What this task involves:
Only the number is wanted: count the lines that include the word "legend".

Records contained in a dataset:
----------

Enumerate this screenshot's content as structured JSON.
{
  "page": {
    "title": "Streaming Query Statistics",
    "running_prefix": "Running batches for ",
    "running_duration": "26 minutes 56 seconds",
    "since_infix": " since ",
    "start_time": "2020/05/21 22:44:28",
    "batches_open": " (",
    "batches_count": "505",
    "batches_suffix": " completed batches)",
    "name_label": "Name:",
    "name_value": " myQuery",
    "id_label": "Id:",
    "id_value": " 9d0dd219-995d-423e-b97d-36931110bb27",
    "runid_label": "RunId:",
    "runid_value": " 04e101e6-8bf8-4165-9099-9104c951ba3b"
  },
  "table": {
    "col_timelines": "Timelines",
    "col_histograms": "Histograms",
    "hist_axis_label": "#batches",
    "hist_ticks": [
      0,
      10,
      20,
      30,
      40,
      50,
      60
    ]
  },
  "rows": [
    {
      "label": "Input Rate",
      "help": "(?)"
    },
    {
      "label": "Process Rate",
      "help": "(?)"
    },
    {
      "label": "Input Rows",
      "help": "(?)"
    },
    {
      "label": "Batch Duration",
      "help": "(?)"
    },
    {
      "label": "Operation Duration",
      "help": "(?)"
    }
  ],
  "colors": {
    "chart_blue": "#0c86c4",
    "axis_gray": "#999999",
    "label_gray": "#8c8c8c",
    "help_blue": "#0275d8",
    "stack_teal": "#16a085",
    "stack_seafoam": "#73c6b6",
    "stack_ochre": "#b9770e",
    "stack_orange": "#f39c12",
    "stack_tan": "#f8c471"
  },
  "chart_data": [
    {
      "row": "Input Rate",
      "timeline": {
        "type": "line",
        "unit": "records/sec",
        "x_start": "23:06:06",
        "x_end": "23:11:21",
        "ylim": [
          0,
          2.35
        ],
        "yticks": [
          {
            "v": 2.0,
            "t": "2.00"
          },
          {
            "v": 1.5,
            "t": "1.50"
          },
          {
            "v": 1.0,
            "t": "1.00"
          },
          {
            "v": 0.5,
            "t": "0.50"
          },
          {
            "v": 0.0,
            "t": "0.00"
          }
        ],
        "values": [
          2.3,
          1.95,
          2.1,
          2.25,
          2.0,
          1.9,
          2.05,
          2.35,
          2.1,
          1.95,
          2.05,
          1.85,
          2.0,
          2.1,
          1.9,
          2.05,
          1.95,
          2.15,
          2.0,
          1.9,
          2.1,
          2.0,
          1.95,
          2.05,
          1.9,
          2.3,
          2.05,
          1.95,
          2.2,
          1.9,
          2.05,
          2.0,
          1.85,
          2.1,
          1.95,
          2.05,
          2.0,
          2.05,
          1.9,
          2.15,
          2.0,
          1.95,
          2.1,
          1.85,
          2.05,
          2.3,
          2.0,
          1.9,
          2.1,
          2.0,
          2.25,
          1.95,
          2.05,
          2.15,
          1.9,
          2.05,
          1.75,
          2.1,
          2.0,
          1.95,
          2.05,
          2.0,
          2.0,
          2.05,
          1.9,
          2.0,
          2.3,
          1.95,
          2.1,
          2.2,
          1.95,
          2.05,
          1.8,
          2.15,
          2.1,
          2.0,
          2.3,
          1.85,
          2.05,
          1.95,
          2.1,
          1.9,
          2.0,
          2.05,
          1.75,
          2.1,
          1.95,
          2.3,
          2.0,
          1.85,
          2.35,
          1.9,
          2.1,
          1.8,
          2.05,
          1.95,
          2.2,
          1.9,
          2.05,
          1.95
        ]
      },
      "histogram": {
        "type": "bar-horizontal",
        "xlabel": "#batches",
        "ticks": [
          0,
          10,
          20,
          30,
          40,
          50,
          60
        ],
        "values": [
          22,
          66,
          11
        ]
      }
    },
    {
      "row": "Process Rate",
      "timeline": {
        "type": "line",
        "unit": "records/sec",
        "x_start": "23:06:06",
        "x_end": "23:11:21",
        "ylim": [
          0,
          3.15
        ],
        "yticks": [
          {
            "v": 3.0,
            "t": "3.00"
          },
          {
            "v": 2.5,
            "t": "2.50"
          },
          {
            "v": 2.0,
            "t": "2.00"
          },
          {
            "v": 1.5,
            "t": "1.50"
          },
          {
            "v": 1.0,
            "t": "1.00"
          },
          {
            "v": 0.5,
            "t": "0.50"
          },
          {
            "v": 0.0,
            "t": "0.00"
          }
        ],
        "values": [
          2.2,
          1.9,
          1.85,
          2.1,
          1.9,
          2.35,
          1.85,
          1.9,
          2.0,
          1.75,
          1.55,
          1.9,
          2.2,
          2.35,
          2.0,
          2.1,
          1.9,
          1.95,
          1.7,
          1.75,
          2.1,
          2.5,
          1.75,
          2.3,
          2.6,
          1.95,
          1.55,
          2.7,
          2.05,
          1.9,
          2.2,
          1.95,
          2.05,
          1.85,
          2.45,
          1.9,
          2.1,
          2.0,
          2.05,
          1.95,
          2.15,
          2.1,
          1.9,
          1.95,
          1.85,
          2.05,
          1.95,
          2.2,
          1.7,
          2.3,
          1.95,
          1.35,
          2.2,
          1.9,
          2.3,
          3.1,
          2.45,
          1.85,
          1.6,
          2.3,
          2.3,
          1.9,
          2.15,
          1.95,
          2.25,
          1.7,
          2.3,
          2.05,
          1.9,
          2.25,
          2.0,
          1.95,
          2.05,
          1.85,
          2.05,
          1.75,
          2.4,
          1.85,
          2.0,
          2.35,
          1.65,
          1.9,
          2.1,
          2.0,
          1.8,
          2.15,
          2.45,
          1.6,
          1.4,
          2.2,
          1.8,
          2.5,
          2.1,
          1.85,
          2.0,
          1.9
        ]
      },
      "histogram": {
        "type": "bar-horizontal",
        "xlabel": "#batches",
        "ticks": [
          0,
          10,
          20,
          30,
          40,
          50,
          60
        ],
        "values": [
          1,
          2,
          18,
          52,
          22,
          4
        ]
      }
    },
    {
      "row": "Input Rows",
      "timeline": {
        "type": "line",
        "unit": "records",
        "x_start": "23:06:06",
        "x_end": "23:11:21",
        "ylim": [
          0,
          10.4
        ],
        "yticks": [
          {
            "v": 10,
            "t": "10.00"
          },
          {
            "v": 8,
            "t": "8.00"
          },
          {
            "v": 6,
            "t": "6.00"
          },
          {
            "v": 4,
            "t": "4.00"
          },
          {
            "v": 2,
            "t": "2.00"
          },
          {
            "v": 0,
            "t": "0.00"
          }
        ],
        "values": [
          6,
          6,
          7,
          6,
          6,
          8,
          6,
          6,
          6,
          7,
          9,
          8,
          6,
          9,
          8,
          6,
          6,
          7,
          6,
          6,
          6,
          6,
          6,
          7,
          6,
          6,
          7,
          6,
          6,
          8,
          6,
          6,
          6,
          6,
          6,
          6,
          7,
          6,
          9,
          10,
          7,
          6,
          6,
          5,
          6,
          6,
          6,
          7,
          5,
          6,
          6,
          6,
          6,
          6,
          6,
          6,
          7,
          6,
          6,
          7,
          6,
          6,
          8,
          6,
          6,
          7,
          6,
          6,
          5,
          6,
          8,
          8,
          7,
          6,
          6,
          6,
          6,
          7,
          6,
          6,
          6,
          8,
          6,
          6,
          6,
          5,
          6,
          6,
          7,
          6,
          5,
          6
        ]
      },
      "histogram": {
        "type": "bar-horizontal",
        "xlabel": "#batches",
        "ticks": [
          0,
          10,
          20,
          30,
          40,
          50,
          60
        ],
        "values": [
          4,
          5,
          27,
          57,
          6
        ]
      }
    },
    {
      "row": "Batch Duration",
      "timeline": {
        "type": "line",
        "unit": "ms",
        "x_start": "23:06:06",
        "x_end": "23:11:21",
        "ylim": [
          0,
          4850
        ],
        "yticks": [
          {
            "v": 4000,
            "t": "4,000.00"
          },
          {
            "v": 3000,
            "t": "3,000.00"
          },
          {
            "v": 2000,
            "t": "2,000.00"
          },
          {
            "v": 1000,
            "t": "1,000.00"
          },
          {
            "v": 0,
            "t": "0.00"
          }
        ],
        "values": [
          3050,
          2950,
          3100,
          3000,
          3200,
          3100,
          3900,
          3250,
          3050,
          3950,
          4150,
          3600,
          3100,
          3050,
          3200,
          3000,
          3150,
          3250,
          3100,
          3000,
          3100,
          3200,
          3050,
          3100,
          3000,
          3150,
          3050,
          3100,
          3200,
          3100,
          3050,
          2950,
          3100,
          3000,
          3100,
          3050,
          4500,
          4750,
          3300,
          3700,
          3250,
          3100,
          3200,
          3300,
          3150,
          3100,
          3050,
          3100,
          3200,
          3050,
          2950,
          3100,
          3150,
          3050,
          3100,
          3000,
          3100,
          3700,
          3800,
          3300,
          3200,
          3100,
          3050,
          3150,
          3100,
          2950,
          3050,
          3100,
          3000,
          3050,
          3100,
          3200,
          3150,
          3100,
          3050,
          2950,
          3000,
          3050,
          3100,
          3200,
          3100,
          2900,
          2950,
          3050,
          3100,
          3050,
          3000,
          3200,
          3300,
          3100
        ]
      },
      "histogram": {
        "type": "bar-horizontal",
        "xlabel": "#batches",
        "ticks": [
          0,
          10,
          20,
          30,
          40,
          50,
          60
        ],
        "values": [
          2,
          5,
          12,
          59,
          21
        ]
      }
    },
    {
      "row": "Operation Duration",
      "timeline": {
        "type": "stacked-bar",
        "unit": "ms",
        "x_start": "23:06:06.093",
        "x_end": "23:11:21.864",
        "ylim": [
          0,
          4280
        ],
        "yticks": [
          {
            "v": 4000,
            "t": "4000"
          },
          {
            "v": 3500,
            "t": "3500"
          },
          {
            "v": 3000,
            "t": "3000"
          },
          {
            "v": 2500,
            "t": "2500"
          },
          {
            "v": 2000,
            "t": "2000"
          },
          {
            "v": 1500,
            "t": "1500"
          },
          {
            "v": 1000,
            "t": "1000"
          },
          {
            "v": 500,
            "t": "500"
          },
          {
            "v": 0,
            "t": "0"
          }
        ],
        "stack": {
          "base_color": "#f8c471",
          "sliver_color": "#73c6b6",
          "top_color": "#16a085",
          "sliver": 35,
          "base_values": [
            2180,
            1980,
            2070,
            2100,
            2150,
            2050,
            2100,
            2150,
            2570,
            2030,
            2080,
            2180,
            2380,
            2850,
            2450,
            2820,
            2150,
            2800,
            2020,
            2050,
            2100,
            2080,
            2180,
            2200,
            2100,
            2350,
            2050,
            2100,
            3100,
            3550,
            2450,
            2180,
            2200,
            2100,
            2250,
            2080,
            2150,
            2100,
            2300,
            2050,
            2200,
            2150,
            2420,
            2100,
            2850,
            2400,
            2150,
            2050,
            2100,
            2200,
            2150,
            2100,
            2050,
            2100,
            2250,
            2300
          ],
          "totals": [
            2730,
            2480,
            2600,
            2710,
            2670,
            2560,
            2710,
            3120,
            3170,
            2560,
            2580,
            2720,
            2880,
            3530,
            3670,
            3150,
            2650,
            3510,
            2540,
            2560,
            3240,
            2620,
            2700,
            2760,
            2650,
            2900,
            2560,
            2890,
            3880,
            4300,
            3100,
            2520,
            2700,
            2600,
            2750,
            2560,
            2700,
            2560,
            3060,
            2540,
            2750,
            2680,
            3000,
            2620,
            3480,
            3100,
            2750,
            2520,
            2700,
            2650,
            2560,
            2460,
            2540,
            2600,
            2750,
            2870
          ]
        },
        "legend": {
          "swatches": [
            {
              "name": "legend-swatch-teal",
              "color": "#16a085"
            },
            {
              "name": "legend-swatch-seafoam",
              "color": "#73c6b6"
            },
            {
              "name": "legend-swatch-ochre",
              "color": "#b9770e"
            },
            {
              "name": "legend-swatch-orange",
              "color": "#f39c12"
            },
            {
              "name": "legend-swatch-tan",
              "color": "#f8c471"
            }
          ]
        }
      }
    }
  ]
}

----------

Result below:
6